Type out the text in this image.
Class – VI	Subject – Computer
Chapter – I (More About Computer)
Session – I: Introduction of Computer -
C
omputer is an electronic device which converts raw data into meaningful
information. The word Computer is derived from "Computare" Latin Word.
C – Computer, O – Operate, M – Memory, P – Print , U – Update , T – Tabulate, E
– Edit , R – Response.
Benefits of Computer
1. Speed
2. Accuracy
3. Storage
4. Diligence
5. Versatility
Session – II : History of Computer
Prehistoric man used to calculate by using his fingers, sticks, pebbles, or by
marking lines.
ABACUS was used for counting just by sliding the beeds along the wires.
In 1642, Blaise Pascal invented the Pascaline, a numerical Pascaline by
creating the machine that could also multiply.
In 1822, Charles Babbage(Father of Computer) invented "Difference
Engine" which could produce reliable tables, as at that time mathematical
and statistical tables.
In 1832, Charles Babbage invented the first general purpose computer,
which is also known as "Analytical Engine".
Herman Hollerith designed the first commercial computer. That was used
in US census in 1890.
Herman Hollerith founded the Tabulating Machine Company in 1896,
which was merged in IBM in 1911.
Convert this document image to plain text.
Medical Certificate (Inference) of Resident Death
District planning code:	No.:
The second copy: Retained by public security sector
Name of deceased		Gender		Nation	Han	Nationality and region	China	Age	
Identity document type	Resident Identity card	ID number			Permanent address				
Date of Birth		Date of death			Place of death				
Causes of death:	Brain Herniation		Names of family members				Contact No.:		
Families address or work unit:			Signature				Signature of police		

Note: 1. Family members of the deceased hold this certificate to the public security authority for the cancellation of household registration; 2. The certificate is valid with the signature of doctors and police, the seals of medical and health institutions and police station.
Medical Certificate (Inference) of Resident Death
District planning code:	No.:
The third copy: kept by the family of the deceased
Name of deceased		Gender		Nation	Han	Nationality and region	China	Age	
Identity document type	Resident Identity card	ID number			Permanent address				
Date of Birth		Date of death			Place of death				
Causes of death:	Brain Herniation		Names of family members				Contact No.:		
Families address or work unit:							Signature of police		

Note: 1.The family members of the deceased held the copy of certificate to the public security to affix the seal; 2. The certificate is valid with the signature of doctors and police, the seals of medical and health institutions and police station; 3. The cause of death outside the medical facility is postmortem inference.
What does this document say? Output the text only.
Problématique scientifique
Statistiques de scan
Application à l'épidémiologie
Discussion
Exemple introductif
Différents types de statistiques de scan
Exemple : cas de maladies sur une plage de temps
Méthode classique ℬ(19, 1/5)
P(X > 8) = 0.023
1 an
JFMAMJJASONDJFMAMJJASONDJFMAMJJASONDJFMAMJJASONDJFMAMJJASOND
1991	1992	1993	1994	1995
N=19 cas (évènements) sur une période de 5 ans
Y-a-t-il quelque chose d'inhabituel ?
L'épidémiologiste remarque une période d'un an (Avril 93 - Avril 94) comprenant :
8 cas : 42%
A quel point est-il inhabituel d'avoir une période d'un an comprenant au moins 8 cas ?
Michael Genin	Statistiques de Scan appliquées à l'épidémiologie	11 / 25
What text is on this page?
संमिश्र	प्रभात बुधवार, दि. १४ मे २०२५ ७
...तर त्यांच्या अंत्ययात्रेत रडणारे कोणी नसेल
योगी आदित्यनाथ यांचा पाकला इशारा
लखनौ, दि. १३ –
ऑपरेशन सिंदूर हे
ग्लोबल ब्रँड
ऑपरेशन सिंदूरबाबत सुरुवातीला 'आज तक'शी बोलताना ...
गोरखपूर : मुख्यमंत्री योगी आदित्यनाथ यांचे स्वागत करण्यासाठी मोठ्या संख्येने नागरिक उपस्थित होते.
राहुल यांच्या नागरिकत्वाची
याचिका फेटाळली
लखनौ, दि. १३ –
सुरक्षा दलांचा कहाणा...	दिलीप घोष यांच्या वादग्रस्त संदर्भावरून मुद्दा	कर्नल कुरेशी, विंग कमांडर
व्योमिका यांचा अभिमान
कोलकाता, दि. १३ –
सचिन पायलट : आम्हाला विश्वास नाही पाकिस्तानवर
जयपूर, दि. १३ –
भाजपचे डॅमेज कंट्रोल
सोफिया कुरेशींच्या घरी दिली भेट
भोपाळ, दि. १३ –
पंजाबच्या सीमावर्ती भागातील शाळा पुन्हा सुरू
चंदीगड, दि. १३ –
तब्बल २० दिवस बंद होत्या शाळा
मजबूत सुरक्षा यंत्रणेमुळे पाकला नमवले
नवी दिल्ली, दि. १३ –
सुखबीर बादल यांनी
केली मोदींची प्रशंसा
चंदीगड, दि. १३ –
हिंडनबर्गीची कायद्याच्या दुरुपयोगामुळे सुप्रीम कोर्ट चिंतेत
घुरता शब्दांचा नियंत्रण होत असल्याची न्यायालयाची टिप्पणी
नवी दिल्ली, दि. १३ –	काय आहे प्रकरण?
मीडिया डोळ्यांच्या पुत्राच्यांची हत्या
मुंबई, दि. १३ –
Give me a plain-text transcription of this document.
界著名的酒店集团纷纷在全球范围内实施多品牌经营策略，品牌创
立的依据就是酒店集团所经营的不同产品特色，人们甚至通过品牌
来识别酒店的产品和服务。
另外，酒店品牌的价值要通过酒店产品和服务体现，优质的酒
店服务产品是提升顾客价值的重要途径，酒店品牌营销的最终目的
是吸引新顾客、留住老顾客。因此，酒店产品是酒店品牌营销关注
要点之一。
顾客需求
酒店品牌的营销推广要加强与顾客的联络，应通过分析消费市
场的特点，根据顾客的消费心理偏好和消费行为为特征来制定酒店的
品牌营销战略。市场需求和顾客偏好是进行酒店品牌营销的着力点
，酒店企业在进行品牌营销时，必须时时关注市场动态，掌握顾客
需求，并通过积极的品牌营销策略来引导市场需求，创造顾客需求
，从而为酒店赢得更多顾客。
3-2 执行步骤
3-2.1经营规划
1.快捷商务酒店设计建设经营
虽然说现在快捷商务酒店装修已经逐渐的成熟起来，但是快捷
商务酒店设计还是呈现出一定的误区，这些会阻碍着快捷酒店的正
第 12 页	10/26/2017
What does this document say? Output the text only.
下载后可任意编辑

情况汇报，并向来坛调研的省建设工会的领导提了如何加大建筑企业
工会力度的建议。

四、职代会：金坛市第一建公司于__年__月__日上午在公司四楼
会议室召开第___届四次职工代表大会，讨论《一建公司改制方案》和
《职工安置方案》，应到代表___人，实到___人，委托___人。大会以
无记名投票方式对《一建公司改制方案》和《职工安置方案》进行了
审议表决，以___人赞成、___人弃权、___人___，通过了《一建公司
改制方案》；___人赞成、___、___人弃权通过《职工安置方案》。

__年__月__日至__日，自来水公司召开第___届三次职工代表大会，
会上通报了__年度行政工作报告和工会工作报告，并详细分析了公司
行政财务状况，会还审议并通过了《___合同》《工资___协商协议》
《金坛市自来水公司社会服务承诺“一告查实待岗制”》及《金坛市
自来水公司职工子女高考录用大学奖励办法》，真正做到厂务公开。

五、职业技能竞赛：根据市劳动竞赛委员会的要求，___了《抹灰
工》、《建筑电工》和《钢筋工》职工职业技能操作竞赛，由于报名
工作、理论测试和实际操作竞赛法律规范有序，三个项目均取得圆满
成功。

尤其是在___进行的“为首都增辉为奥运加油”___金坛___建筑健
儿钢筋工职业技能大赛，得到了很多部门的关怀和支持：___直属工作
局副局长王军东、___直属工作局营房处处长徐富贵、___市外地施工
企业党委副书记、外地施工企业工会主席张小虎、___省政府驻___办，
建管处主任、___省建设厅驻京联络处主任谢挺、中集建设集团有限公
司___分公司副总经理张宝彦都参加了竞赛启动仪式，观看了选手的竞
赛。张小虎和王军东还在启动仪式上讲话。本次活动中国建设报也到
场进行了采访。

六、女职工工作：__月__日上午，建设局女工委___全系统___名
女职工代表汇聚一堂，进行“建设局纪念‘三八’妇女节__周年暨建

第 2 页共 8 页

+ + +

◆ Requirements ◆
Copy the lines from the entries above in which the word "Babbage" appears.

◆ Output for this task ◆
In 1822, Charles Babbage(Father of Computer) invented "Difference
In 1832, Charles Babbage invented the first general purpose computer,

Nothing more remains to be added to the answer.